↓↓↓
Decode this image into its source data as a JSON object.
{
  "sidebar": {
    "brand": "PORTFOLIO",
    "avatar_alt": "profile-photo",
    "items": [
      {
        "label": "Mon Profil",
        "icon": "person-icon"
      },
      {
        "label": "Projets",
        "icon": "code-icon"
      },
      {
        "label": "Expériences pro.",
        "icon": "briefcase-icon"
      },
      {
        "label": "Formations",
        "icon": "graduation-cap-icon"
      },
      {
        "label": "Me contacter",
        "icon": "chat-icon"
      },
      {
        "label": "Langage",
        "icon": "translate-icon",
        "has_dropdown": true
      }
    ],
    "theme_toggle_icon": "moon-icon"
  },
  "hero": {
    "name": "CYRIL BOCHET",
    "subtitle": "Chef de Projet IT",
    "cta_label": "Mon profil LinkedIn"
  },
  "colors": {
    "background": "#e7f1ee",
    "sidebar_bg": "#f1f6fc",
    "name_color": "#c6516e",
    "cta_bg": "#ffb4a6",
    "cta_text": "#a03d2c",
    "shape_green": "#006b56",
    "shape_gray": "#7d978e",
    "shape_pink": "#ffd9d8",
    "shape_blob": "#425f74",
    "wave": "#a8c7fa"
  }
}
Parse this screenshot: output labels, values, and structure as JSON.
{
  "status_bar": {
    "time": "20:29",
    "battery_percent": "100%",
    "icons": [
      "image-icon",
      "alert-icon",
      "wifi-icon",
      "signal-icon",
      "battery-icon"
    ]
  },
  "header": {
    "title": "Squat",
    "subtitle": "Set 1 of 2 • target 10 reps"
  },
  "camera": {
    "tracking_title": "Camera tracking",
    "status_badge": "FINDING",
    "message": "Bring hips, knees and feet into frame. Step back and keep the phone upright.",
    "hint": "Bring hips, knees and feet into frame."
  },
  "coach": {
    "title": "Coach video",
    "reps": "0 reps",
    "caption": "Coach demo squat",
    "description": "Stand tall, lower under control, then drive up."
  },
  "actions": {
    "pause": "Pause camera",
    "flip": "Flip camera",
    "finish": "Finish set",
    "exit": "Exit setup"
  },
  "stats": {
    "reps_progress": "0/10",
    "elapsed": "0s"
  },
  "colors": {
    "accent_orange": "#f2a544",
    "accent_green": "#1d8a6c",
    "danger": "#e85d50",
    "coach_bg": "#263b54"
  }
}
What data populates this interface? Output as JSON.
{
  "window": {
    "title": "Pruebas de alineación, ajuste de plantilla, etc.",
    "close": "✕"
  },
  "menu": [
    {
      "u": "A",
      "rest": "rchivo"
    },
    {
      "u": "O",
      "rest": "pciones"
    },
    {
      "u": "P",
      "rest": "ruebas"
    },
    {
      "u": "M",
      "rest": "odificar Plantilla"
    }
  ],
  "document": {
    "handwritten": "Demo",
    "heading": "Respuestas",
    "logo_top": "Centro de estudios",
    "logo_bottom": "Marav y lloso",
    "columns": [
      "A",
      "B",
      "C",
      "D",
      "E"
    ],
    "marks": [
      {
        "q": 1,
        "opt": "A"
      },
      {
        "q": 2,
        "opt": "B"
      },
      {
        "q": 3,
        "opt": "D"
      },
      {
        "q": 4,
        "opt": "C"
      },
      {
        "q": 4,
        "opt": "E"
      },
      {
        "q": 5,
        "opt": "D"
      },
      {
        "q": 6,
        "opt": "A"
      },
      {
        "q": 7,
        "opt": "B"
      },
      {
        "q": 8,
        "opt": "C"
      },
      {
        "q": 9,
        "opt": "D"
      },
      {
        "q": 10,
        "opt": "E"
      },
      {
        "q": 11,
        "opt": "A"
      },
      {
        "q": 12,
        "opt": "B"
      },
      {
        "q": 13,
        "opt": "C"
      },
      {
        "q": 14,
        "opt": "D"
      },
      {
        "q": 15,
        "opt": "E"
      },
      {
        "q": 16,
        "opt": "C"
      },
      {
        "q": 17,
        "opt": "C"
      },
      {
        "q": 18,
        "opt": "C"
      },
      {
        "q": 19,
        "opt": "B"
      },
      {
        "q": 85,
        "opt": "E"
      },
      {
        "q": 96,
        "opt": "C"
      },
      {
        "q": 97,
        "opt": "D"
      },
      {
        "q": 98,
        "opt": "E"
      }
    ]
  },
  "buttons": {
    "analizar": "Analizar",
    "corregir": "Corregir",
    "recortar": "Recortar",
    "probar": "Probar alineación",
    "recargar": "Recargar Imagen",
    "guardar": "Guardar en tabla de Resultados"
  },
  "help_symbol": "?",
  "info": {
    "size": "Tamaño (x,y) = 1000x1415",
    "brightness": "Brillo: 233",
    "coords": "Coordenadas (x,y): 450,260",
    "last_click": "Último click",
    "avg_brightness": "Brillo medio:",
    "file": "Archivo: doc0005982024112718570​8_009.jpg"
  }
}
↑↑↑
▶ **Given instruction**
Every line of the records above needs to be given again exactly.

▶ **Response to this task**
Decode this image into its source data as a JSON object.
{
  "sidebar": {
    "brand": "PORTFOLIO",
    "avatar_alt": "profile-photo",
    "items": [
      {
        "label": "Mon Profil",
        "icon": "person-icon"
      },
      {
        "label": "Projets",
        "icon": "code-icon"
      },
      {
        "label": "Expériences pro.",
        "icon": "briefcase-icon"
      },
      {
        "label": "Formations",
        "icon": "graduation-cap-icon"
      },
      {
        "label": "Me contacter",
        "icon": "chat-icon"
      },
      {
        "label": "Langage",
        "icon": "translate-icon",
        "has_dropdown": true
      }
    ],
    "theme_toggle_icon": "moon-icon"
  },
  "hero": {
    "name": "CYRIL BOCHET",
    "subtitle": "Chef de Projet IT",
    "cta_label": "Mon profil LinkedIn"
  },
  "colors": {
    "background": "#e7f1ee",
    "sidebar_bg": "#f1f6fc",
    "name_color": "#c6516e",
    "cta_bg": "#ffb4a6",
    "cta_text": "#a03d2c",
    "shape_green": "#006b56",
    "shape_gray": "#7d978e",
    "shape_pink": "#ffd9d8",
    "shape_blob": "#425f74",
    "wave": "#a8c7fa"
  }
}
Parse this screenshot: output labels, values, and structure as JSON.
{
  "status_bar": {
    "time": "20:29",
    "battery_percent": "100%",
    "icons": [
      "image-icon",
      "alert-icon",
      "wifi-icon",
      "signal-icon",
      "battery-icon"
    ]
  },
  "header": {
    "title": "Squat",
    "subtitle": "Set 1 of 2 • target 10 reps"
  },
  "camera": {
    "tracking_title": "Camera tracking",
    "status_badge": "FINDING",
    "message": "Bring hips, knees and feet into frame. Step back and keep the phone upright.",
    "hint": "Bring hips, knees and feet into frame."
  },
  "coach": {
    "title": "Coach video",
    "reps": "0 reps",
    "caption": "Coach demo squat",
    "description": "Stand tall, lower under control, then drive up."
  },
  "actions": {
    "pause": "Pause camera",
    "flip": "Flip camera",
    "finish": "Finish set",
    "exit": "Exit setup"
  },
  "stats": {
    "reps_progress": "0/10",
    "elapsed": "0s"
  },
  "colors": {
    "accent_orange": "#f2a544",
    "accent_green": "#1d8a6c",
    "danger": "#e85d50",
    "coach_bg": "#263b54"
  }
}
What data populates this interface? Output as JSON.
{
  "window": {
    "title": "Pruebas de alineación, ajuste de plantilla, etc.",
    "close": "✕"
  },
  "menu": [
    {
      "u": "A",
      "rest": "rchivo"
    },
    {
      "u": "O",
      "rest": "pciones"
    },
    {
      "u": "P",
      "rest": "ruebas"
    },
    {
      "u": "M",
      "rest": "odificar Plantilla"
    }
  ],
  "document": {
    "handwritten": "Demo",
    "heading": "Respuestas",
    "logo_top": "Centro de estudios",
    "logo_bottom": "Marav y lloso",
    "columns": [
      "A",
      "B",
      "C",
      "D",
      "E"
    ],
    "marks": [
      {
        "q": 1,
        "opt": "A"
      },
      {
        "q": 2,
        "opt": "B"
      },
      {
        "q": 3,
        "opt": "D"
      },
      {
        "q": 4,
        "opt": "C"
      },
      {
        "q": 4,
        "opt": "E"
      },
      {
        "q": 5,
        "opt": "D"
      },
      {
        "q": 6,
        "opt": "A"
      },
      {
        "q": 7,
        "opt": "B"
      },
      {
        "q": 8,
        "opt": "C"
      },
      {
        "q": 9,
        "opt": "D"
      },
      {
        "q": 10,
        "opt": "E"
      },
      {
        "q": 11,
        "opt": "A"
      },
      {
        "q": 12,
        "opt": "B"
      },
      {
        "q": 13,
        "opt": "C"
      },
      {
        "q": 14,
        "opt": "D"
      },
      {
        "q": 15,
        "opt": "E"
      },
      {
        "q": 16,
        "opt": "C"
      },
      {
        "q": 17,
        "opt": "C"
      },
      {
        "q": 18,
        "opt": "C"
      },
      {
        "q": 19,
        "opt": "B"
      },
      {
        "q": 85,
        "opt": "E"
      },
      {
        "q": 96,
        "opt": "C"
      },
      {
        "q": 97,
        "opt": "D"
      },
      {
        "q": 98,
        "opt": "E"
      }
    ]
  },
  "buttons": {
    "analizar": "Analizar",
    "corregir": "Corregir",
    "recortar": "Recortar",
    "probar": "Probar alineación",
    "recargar": "Recargar Imagen",
    "guardar": "Guardar en tabla de Resultados"
  },
  "help_symbol": "?",
  "info": {
    "size": "Tamaño (x,y) = 1000x1415",
    "brightness": "Brillo: 233",
    "coords": "Coordenadas (x,y): 450,260",
    "last_click": "Último click",
    "avg_brightness": "Brillo medio:",
    "file": "Archivo: doc0005982024112718570​8_009.jpg"
  }
}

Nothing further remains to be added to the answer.